# [EXERCISE OBJECTIVE]
Wherever a line holds the word "семьи", copy that line out.

── WORKING DATA ──

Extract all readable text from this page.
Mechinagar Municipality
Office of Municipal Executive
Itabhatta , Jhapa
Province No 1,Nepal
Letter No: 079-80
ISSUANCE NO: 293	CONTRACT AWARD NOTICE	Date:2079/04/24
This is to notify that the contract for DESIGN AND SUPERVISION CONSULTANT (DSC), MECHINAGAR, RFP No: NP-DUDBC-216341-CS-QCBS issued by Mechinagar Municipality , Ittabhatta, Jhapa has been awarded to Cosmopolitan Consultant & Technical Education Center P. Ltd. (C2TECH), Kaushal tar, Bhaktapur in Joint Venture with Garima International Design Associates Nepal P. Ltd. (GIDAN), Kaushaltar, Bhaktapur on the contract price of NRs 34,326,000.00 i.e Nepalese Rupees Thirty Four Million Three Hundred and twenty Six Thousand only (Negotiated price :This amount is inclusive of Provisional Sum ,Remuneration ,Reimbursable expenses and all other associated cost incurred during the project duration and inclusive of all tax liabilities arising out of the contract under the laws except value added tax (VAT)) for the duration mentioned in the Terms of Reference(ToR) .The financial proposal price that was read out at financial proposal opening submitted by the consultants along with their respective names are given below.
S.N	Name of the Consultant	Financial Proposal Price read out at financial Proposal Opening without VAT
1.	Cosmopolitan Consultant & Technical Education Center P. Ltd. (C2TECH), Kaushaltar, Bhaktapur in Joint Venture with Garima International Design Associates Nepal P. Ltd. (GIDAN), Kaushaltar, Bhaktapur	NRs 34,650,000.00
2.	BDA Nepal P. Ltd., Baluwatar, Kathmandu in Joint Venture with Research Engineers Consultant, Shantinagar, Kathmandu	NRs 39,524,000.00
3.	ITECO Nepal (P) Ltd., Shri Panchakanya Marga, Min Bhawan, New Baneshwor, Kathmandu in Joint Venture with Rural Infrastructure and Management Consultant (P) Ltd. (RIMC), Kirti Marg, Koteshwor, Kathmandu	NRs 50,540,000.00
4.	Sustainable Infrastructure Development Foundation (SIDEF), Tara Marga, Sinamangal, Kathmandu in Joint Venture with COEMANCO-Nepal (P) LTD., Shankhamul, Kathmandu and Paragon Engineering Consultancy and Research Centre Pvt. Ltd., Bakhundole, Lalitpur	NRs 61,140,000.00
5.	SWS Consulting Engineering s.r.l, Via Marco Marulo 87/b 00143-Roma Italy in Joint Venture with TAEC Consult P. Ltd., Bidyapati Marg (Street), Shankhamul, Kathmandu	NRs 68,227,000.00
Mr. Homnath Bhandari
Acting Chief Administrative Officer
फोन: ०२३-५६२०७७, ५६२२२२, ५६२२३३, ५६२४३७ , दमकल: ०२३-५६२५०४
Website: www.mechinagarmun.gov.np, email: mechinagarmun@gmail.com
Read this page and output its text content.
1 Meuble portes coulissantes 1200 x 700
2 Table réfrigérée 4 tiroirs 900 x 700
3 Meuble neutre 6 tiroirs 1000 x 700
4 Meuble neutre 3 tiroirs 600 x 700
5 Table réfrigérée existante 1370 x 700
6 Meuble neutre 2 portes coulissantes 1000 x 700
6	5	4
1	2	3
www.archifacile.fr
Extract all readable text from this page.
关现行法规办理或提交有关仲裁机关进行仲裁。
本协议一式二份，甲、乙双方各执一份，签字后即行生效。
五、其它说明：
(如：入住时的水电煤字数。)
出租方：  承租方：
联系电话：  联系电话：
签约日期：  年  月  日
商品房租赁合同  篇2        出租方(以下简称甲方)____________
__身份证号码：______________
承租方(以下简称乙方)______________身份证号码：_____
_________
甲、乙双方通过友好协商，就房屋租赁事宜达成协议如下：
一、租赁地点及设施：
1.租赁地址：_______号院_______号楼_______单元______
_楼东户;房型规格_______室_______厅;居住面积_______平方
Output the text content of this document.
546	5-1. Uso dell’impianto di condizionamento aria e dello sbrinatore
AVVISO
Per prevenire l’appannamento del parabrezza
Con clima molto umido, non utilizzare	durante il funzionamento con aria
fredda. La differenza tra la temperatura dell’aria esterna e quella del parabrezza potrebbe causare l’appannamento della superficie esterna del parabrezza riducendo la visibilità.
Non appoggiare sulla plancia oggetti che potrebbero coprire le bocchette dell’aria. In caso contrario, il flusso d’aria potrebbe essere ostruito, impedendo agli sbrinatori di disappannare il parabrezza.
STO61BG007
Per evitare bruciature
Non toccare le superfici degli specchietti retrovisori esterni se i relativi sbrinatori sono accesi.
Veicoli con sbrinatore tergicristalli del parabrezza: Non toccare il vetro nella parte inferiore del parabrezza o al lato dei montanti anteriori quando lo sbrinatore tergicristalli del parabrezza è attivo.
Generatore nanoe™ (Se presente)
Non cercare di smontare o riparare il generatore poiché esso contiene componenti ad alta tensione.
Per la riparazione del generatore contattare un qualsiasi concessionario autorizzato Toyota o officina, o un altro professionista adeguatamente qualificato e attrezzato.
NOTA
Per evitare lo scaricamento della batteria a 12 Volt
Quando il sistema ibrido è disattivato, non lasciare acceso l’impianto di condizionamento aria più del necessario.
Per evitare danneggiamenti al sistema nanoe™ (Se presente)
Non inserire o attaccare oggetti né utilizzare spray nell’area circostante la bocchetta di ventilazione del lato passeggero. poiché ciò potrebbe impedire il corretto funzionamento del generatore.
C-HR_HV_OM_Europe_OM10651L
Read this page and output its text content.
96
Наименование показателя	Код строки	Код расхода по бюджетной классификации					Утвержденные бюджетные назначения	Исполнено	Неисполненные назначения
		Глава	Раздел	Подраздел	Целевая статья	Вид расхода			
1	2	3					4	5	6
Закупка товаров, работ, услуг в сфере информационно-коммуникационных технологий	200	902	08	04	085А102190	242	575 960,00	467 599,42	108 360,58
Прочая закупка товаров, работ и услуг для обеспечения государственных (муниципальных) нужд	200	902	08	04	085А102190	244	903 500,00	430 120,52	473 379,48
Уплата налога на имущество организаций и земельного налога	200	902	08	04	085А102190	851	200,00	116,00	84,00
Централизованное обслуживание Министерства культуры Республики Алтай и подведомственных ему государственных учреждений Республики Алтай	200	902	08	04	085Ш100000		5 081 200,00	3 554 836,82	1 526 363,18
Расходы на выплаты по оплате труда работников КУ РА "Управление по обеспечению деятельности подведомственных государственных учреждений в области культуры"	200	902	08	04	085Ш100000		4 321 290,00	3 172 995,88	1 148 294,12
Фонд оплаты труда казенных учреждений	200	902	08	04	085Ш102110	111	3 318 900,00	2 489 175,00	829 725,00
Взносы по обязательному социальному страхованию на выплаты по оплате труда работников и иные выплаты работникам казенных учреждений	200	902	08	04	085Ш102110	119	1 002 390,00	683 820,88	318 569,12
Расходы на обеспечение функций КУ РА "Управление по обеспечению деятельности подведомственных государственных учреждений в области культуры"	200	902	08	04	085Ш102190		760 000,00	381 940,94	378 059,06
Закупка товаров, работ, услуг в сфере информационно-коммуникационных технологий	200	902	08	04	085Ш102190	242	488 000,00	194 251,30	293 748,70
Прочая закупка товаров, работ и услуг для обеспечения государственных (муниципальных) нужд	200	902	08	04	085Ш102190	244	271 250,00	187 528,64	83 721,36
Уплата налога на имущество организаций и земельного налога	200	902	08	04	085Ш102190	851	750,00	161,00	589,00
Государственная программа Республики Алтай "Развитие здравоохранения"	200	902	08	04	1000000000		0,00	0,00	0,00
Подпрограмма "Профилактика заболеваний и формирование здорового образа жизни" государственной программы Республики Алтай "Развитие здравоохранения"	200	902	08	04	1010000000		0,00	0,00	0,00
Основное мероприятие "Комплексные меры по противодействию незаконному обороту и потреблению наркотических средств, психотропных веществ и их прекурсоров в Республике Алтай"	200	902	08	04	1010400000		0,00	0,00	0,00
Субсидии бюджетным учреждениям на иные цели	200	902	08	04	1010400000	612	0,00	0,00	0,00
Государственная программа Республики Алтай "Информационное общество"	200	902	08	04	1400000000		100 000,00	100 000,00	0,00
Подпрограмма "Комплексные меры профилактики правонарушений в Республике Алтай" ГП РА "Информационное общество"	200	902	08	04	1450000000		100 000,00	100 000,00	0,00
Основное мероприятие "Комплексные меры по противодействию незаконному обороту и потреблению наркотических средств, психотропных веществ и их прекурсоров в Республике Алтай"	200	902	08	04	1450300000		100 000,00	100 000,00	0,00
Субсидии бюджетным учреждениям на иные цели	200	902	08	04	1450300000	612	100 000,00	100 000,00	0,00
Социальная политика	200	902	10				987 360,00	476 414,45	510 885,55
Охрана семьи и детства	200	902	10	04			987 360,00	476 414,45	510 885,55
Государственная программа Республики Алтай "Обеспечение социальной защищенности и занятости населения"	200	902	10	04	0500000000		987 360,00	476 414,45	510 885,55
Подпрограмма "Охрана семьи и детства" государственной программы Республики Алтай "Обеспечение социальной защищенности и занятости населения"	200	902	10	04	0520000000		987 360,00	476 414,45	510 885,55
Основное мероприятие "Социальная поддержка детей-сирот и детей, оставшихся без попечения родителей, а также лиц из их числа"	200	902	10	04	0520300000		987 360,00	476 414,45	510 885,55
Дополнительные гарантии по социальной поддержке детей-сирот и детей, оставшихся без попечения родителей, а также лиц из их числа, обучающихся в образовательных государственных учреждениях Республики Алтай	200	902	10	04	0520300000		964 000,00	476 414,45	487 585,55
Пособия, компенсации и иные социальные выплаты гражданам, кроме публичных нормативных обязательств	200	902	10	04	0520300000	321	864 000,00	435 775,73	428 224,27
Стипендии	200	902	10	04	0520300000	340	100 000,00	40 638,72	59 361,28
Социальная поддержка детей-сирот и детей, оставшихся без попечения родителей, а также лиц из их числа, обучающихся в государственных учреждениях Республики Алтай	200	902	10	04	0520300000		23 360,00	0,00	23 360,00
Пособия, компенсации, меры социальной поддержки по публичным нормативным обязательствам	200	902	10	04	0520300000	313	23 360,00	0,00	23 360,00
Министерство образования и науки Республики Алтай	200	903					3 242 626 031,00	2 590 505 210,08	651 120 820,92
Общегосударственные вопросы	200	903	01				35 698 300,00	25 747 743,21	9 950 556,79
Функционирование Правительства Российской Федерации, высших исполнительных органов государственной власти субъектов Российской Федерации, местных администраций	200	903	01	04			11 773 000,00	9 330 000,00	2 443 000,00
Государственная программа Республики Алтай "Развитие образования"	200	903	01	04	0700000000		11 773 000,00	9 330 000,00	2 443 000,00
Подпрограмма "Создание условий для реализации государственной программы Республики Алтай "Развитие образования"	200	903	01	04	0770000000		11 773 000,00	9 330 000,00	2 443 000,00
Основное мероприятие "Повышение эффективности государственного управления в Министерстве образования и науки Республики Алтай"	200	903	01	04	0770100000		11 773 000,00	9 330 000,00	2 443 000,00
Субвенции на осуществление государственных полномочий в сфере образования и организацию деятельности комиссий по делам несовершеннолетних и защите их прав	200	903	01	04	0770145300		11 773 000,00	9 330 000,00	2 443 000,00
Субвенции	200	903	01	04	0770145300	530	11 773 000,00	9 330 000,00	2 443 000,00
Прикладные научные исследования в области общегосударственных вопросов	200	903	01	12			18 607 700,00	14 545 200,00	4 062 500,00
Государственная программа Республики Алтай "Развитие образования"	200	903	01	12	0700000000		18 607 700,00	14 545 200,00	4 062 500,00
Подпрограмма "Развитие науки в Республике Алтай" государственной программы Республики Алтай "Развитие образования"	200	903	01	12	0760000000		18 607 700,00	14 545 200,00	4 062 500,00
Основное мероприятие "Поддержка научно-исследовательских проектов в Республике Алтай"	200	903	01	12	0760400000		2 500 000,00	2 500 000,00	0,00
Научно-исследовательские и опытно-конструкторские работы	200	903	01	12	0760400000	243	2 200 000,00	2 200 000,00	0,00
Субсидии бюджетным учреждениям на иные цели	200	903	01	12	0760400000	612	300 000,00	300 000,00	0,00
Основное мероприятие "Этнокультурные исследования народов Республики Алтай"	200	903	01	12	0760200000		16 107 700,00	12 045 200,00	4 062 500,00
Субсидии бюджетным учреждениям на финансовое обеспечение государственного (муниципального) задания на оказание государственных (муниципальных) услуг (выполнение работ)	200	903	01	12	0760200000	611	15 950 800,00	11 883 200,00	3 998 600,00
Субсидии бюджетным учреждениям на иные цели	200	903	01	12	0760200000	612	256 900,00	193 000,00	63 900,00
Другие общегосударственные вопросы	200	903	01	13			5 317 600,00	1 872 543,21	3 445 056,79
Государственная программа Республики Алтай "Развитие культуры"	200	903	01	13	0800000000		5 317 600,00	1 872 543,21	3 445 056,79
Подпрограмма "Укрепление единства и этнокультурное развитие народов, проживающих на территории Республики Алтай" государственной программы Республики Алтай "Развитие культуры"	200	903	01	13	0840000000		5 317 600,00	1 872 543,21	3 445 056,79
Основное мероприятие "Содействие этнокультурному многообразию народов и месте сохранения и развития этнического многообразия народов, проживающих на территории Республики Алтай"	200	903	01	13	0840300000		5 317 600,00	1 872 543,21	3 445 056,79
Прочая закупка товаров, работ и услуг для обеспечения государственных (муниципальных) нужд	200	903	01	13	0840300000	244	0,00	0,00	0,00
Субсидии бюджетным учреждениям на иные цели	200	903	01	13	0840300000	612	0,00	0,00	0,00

───

# [THE OUTPUT]
Охрана семьи и детства	200	902	10	04			987 360,00	476 414,45	510 885,55
Подпрограмма "Охрана семьи и детства" государственной программы Республики Алтай "Обеспечение социальной защищенности и занятости населения"	200	902	10	04	0520000000		987 360,00	476 414,45	510 885,55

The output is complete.